What is required » In the listing below, locate the lines that hold the string "JSON". Copy those lines.
● ● ● ●
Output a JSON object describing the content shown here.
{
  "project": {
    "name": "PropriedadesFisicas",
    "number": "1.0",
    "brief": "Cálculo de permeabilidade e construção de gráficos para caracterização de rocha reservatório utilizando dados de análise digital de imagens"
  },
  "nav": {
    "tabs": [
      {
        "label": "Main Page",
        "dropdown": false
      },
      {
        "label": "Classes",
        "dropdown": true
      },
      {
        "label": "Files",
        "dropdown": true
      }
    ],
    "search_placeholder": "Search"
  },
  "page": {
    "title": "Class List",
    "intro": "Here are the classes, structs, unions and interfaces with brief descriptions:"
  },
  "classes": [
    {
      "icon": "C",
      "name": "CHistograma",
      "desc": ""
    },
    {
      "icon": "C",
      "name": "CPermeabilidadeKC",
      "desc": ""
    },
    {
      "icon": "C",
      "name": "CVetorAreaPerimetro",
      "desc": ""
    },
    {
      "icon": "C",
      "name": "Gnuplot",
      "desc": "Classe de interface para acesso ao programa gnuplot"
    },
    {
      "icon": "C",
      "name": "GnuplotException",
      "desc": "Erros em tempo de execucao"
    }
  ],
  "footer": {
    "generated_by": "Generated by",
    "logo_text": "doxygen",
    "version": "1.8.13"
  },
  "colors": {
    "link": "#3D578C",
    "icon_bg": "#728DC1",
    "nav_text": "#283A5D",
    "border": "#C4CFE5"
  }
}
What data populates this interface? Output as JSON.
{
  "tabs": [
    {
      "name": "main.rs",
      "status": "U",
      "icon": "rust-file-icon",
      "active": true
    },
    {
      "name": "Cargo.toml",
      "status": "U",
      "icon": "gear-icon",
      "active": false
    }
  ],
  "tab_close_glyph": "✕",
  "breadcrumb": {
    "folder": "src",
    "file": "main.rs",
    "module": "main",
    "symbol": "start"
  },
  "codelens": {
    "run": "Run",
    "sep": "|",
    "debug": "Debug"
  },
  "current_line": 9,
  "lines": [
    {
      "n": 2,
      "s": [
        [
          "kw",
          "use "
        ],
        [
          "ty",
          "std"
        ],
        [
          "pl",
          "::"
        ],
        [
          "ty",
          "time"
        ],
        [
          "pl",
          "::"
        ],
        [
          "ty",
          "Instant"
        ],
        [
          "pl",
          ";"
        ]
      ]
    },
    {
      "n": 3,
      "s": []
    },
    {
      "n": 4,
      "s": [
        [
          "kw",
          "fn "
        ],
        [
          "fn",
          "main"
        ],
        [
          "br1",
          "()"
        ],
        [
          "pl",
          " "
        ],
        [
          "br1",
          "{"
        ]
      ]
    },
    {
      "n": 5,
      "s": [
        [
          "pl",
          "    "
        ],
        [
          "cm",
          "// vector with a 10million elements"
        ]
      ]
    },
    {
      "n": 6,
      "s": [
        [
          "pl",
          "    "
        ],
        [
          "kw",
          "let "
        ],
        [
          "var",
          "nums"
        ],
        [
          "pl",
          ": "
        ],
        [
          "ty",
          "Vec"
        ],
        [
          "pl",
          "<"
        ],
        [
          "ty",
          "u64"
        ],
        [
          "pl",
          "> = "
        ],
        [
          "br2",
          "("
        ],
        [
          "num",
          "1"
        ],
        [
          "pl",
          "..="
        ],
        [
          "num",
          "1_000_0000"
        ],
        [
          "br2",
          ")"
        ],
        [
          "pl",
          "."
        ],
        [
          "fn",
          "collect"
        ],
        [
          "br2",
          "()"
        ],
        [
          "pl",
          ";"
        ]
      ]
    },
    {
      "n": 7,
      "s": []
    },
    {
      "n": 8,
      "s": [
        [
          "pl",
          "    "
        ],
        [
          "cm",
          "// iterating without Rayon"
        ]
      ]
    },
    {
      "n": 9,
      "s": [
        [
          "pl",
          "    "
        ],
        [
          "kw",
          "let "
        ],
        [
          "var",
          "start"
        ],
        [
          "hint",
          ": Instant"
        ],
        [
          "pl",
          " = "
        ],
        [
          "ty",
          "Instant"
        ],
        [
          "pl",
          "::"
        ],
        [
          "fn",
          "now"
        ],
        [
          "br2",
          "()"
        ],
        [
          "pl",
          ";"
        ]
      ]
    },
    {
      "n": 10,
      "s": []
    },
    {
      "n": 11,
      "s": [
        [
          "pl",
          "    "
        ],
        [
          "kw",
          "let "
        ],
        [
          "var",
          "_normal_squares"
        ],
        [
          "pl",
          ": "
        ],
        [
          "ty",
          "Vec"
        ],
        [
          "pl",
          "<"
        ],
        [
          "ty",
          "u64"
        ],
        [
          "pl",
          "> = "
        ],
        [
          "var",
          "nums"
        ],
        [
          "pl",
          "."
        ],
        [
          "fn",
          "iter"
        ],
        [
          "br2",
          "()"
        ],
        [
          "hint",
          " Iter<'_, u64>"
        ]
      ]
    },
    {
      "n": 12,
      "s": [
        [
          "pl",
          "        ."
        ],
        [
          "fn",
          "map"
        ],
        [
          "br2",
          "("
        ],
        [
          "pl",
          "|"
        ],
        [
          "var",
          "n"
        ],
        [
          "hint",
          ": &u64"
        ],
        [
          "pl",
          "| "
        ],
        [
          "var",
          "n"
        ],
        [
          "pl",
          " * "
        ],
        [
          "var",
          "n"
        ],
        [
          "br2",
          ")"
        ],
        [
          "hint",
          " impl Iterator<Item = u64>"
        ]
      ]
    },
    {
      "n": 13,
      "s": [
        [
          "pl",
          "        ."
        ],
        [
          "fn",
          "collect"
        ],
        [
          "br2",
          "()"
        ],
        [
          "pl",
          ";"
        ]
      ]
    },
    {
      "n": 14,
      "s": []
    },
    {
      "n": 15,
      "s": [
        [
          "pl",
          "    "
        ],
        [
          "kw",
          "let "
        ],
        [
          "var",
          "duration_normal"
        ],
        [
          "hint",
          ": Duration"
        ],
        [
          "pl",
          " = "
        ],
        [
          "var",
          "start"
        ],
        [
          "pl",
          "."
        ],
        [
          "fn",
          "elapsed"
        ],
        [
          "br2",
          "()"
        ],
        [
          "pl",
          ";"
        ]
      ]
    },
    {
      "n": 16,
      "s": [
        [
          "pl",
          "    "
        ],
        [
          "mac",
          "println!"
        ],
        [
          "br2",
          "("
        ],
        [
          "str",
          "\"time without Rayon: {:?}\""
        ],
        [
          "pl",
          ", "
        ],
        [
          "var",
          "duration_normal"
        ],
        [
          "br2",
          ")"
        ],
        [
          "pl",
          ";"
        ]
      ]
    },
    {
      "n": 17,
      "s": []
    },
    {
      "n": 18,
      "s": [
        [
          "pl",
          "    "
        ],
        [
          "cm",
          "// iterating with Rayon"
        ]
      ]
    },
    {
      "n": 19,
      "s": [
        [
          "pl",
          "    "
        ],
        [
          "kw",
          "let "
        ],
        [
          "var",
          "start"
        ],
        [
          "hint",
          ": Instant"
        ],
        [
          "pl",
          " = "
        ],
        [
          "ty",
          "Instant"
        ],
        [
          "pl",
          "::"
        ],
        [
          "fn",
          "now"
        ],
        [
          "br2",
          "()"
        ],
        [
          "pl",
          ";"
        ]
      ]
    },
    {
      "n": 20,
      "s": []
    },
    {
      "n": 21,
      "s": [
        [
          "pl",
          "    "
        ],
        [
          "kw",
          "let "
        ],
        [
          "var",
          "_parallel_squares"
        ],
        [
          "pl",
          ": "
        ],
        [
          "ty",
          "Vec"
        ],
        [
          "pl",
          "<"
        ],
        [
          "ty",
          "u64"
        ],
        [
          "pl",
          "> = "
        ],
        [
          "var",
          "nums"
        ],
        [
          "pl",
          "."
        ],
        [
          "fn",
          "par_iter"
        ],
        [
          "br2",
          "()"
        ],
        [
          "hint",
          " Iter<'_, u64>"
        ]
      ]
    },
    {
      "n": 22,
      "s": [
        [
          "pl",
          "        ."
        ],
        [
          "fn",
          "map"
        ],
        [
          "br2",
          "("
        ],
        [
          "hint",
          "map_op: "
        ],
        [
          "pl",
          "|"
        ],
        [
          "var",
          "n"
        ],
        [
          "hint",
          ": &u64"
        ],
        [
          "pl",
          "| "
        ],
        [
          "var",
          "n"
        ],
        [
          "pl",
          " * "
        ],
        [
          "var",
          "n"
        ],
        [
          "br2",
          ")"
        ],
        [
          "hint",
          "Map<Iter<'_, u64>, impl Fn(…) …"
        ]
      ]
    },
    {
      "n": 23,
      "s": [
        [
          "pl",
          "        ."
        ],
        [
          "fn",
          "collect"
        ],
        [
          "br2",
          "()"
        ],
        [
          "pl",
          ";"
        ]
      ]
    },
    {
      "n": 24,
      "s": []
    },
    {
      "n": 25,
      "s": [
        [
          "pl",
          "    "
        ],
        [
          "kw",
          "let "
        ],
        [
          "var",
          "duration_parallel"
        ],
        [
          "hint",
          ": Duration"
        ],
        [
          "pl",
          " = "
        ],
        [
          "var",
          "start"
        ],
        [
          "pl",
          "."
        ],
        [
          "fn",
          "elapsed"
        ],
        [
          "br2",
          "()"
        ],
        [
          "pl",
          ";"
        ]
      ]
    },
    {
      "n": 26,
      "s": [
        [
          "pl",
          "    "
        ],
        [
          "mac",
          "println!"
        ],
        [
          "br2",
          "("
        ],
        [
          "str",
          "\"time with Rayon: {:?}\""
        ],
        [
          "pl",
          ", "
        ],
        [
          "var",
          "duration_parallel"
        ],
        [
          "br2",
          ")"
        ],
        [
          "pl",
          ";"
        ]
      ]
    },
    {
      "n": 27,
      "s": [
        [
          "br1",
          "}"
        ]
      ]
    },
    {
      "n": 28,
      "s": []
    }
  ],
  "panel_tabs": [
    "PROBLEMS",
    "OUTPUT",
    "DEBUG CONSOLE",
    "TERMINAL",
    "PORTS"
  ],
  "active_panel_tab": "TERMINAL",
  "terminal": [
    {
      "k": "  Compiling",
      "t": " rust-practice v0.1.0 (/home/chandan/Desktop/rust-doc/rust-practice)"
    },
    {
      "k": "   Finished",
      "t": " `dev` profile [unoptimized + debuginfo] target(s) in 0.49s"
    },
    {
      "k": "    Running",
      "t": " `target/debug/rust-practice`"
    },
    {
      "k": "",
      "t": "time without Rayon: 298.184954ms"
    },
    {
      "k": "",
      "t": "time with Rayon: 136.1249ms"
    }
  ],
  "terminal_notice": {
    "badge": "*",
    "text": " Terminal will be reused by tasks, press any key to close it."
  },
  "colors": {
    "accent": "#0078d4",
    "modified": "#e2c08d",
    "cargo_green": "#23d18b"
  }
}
● ● ● ●
Final result »
Output a JSON object describing the content shown here.
What data populates this interface? Output as JSON.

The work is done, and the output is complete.